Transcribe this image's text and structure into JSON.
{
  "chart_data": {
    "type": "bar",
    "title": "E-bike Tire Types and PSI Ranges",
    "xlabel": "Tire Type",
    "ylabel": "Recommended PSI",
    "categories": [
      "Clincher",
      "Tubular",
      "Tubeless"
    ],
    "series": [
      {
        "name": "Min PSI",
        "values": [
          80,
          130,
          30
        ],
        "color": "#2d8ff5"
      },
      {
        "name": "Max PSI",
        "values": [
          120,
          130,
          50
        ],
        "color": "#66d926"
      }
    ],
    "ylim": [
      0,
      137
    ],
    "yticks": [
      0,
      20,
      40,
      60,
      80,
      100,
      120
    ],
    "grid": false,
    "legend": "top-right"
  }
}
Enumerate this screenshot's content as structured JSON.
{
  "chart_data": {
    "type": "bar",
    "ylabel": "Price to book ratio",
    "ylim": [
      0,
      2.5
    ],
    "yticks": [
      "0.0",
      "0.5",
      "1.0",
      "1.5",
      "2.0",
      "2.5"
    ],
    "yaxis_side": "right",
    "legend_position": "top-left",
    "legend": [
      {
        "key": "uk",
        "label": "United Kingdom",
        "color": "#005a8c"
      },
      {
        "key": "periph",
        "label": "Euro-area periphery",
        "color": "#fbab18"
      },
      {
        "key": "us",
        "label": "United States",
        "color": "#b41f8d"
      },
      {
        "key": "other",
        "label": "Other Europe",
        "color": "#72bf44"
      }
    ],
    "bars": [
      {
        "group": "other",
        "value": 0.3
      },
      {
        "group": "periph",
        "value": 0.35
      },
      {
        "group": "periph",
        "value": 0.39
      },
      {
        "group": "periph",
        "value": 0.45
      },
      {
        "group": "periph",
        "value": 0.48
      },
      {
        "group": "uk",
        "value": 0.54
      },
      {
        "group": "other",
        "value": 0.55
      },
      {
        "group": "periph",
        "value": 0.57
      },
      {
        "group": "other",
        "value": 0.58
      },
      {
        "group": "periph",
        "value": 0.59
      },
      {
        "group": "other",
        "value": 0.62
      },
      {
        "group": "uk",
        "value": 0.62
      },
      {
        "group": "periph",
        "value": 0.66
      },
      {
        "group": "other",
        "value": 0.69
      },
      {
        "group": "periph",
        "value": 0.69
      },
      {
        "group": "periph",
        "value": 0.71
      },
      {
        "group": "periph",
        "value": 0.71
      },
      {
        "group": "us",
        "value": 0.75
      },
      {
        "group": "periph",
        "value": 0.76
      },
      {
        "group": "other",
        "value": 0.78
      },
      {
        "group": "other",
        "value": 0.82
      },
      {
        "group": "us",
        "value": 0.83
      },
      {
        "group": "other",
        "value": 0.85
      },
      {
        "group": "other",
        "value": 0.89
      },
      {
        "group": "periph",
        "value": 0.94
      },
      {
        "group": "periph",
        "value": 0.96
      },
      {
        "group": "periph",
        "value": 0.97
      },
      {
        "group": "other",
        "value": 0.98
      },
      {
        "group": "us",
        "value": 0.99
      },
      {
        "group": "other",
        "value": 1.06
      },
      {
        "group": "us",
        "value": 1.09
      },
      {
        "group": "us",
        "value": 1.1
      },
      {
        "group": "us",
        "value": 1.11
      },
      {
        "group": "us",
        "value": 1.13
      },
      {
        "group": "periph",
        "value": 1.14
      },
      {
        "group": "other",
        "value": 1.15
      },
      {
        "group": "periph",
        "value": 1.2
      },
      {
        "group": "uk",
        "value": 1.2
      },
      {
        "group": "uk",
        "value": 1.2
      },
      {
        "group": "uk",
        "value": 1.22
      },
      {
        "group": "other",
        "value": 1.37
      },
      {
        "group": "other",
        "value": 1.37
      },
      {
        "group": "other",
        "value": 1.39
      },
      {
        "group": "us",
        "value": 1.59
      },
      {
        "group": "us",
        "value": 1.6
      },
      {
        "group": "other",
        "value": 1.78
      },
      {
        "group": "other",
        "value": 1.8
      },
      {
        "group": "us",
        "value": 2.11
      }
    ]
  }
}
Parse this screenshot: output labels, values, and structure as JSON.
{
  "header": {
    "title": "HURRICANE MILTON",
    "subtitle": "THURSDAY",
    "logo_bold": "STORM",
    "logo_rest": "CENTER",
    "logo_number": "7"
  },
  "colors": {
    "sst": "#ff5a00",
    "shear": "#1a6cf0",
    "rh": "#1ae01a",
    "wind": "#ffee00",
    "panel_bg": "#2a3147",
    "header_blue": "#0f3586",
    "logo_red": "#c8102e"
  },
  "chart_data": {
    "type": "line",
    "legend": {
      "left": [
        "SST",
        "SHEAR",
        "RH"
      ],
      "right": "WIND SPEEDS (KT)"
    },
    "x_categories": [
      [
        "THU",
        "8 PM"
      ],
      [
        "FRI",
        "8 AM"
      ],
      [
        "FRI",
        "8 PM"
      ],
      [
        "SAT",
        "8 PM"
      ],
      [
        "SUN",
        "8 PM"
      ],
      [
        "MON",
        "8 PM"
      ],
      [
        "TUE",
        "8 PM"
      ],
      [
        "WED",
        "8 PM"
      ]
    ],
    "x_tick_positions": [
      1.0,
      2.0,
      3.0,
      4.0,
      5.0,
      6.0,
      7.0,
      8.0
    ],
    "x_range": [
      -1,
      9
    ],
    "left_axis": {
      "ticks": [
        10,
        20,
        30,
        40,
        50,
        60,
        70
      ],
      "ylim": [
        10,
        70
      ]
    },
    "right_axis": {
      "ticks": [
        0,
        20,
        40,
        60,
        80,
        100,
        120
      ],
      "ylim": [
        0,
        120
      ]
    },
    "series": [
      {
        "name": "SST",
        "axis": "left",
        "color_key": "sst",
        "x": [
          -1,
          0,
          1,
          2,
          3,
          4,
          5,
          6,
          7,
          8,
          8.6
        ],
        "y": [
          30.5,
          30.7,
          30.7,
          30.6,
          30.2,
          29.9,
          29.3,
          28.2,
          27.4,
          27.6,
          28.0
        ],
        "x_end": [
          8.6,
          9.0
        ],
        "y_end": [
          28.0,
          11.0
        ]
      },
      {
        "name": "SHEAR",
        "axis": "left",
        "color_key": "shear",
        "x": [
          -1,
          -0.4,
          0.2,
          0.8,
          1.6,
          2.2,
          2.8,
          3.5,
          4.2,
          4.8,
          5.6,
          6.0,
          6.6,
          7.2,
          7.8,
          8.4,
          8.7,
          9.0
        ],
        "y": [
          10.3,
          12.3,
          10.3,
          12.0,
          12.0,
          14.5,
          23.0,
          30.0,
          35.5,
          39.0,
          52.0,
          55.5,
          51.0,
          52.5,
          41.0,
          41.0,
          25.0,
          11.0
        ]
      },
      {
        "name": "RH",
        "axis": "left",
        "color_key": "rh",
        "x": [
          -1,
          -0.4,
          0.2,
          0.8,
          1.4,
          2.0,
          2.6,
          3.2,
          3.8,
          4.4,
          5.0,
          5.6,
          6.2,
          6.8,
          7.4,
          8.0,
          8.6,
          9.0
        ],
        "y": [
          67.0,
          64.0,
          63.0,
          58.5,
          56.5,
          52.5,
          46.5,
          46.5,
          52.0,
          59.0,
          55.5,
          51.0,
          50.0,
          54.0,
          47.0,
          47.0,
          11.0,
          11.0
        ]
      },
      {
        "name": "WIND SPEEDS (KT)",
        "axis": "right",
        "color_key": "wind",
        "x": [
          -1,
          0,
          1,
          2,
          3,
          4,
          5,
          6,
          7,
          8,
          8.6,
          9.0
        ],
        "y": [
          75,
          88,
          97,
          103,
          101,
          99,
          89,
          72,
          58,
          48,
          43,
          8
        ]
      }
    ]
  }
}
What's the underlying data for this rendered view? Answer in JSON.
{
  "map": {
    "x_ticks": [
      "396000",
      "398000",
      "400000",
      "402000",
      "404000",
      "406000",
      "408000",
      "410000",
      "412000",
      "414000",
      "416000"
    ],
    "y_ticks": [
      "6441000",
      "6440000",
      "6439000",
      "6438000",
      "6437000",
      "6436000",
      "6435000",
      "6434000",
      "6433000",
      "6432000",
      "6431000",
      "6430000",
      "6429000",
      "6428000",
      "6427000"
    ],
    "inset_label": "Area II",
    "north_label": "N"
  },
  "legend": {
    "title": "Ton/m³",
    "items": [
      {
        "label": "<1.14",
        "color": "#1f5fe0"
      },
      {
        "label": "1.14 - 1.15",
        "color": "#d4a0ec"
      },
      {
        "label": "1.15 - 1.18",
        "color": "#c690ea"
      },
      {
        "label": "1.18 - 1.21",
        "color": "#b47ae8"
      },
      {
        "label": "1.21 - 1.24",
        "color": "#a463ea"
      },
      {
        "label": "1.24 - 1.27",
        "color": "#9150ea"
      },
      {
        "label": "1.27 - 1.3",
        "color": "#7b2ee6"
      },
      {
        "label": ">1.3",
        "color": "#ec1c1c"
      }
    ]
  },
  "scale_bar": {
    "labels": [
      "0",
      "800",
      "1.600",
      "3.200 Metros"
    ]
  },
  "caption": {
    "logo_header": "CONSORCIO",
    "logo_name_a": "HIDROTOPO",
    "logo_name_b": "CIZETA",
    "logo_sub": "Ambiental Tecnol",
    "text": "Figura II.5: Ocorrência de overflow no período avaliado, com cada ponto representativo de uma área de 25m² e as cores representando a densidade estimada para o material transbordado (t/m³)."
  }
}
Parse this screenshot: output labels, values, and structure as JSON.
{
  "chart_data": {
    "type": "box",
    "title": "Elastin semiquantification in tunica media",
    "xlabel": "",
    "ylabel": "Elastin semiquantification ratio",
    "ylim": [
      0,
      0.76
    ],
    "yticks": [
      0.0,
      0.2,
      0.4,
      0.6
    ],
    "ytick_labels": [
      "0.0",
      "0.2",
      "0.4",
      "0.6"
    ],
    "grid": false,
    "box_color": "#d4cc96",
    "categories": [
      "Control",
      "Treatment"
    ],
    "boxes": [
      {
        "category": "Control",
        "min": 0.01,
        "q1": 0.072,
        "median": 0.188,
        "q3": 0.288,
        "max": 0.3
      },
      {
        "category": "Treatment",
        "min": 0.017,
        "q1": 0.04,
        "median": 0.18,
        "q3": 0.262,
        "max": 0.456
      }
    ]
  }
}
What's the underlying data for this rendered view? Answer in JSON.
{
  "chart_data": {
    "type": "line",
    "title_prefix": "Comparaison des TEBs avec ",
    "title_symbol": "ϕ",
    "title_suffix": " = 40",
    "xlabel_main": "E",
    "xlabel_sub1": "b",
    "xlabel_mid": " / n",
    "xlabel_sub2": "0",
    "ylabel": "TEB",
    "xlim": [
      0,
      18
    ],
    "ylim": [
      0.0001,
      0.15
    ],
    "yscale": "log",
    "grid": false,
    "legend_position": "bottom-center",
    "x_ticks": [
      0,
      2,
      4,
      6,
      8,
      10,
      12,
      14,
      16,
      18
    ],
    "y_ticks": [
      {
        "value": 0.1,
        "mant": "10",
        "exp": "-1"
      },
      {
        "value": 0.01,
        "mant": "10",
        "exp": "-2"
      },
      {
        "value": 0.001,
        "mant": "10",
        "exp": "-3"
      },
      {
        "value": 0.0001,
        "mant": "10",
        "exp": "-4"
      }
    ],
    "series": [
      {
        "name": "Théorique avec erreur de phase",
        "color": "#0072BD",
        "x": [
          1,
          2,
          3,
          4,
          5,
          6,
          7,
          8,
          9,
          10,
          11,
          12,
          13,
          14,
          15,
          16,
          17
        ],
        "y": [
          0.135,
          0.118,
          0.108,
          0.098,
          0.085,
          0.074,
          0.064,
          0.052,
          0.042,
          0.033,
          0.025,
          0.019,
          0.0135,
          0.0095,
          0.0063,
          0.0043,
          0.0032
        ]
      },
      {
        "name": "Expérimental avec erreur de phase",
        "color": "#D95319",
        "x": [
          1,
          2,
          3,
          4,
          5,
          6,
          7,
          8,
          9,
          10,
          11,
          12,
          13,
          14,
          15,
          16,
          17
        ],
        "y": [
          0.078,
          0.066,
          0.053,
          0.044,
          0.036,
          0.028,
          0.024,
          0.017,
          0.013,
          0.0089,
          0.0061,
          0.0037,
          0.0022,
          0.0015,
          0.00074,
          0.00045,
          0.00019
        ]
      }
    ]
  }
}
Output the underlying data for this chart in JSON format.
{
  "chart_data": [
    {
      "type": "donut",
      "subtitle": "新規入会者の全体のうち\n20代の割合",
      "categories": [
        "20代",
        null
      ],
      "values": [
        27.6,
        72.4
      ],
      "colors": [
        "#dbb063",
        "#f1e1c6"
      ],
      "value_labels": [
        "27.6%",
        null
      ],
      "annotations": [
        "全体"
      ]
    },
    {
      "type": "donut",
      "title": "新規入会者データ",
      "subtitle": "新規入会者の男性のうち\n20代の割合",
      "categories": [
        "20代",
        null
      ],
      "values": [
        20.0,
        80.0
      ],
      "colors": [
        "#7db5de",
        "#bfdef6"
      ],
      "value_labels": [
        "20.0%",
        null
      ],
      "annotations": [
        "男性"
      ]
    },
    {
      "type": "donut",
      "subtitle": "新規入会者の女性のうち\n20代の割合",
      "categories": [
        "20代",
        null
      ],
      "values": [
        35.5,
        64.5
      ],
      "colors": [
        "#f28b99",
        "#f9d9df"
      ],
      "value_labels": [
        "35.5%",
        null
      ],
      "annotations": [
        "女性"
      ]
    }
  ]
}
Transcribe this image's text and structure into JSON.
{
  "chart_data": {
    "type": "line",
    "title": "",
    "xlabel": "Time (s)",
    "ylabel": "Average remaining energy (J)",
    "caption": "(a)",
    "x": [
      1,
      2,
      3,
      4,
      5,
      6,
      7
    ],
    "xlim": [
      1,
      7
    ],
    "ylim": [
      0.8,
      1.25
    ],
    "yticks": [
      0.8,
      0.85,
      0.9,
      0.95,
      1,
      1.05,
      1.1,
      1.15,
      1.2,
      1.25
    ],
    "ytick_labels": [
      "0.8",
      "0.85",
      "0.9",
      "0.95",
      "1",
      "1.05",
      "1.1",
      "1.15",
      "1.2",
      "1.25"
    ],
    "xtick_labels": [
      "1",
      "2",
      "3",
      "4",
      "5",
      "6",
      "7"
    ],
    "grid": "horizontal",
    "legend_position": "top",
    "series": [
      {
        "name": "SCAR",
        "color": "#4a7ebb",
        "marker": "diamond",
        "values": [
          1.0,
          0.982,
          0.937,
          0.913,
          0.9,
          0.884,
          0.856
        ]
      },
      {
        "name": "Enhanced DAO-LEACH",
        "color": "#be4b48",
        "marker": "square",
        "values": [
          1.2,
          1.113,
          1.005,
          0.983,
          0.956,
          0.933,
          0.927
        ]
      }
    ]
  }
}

########################################

§ Description of the task:
Determine how many lines of the listing hold the word "erreur" and reply with that figure alone.

§ The result:
2